The request — Take every line from the material that has the word "country" in it.

Excerpted data —
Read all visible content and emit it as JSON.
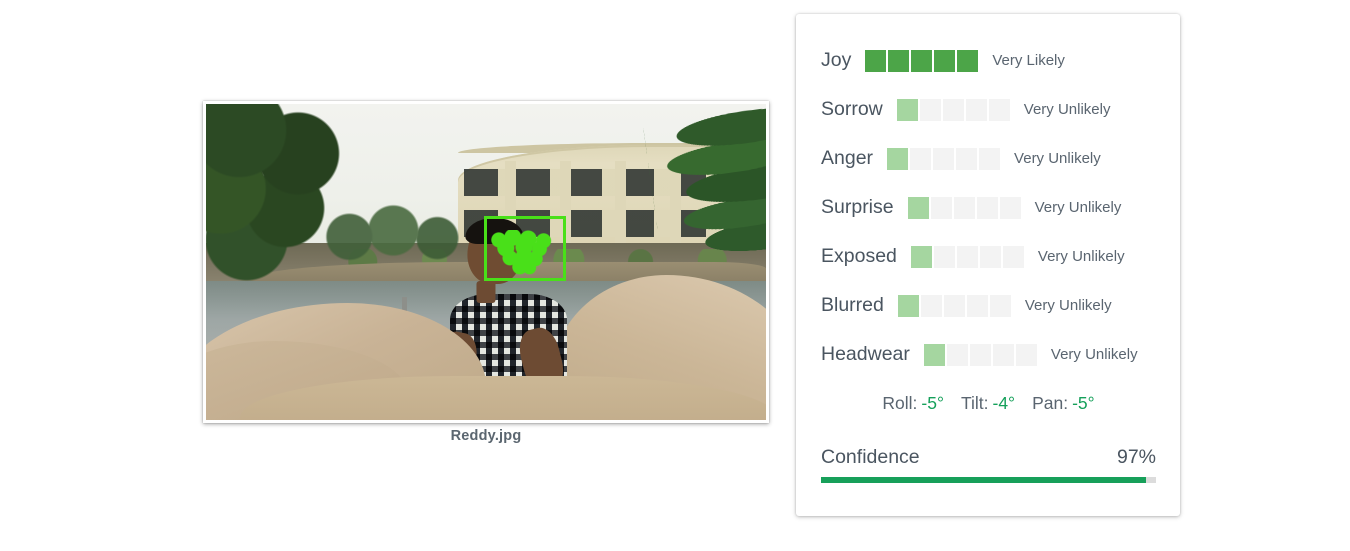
{
  "photo": {
    "caption": "Reddy.jpg",
    "alt_description": "Person in checkered shirt seated on sandstone rocks beside a pond with a curved two-story building behind",
    "face_detection": {
      "box_color": "#49e019",
      "landmark_color": "#49e019"
    }
  },
  "results": {
    "likelihoods": [
      {
        "label": "Joy",
        "status": "Very Likely",
        "filled": 5
      },
      {
        "label": "Sorrow",
        "status": "Very Unlikely",
        "filled": 1
      },
      {
        "label": "Anger",
        "status": "Very Unlikely",
        "filled": 1
      },
      {
        "label": "Surprise",
        "status": "Very Unlikely",
        "filled": 1
      },
      {
        "label": "Exposed",
        "status": "Very Unlikely",
        "filled": 1
      },
      {
        "label": "Blurred",
        "status": "Very Unlikely",
        "filled": 1
      },
      {
        "label": "Headwear",
        "status": "Very Unlikely",
        "filled": 1
      }
    ],
    "pose": [
      {
        "label": "Roll:",
        "value": "-5°"
      },
      {
        "label": "Tilt:",
        "value": "-4°"
      },
      {
        "label": "Pan:",
        "value": "-5°"
      }
    ],
    "confidence": {
      "label": "Confidence",
      "value_text": "97%",
      "percent": 97
    }
  },
  "colors": {
    "segment_high": "#4ca548",
    "segment_low": "#a5d6a0",
    "segment_empty": "#f3f3f3",
    "confidence_fill": "#17a05a",
    "pose_value": "#15a05a",
    "label_text": "#4a5560",
    "status_text": "#5a6570"
  }
}
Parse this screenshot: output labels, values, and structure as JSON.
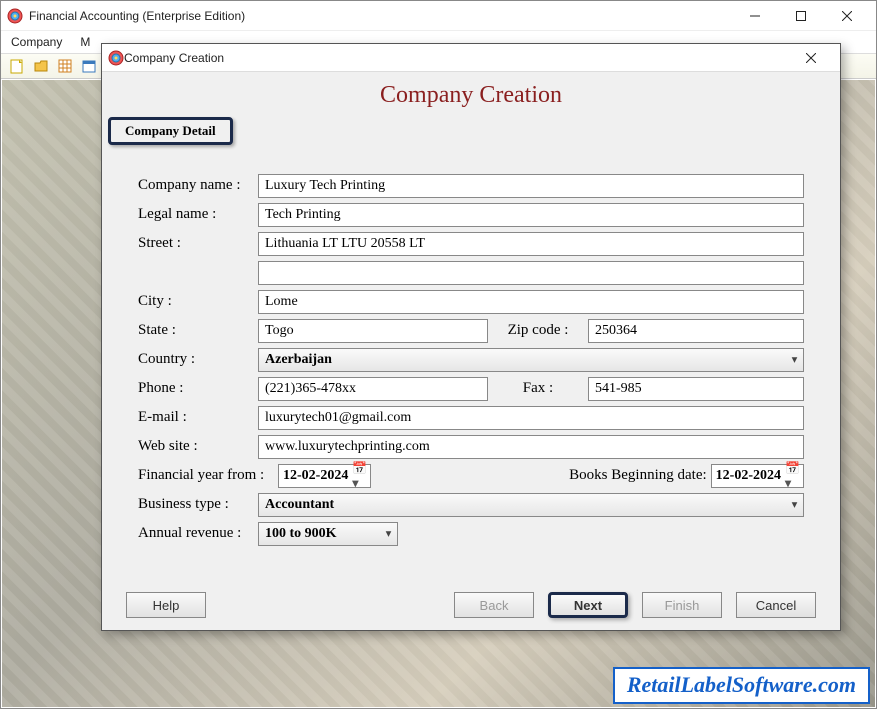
{
  "main_window": {
    "title": "Financial Accounting (Enterprise Edition)",
    "menubar": {
      "company": "Company",
      "m_item": "M"
    }
  },
  "dialog": {
    "title": "Company Creation",
    "heading": "Company Creation",
    "section_label": "Company Detail",
    "labels": {
      "company_name": "Company name :",
      "legal_name": "Legal name :",
      "street": "Street :",
      "city": "City :",
      "state": "State :",
      "zip": "Zip code :",
      "country": "Country :",
      "phone": "Phone :",
      "fax": "Fax :",
      "email": "E-mail :",
      "website": "Web site :",
      "fin_year": "Financial year from :",
      "books_begin": "Books Beginning date:",
      "business_type": "Business type :",
      "annual_revenue": "Annual revenue :"
    },
    "values": {
      "company_name": "Luxury Tech Printing",
      "legal_name": "Tech Printing",
      "street": "Lithuania LT LTU 20558 LT",
      "street2": "",
      "city": "Lome",
      "state": "Togo",
      "zip": "250364",
      "country": "Azerbaijan",
      "phone": "(221)365-478xx",
      "fax": "541-985",
      "email": "luxurytech01@gmail.com",
      "website": "www.luxurytechprinting.com",
      "fin_year": "12-02-2024",
      "books_begin": "12-02-2024",
      "business_type": "Accountant",
      "annual_revenue": "100 to 900K"
    },
    "buttons": {
      "help": "Help",
      "back": "Back",
      "next": "Next",
      "finish": "Finish",
      "cancel": "Cancel"
    }
  },
  "watermark": "RetailLabelSoftware.com"
}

Result of the task —
      "country": "Country :",
      "country": "Azerbaijan",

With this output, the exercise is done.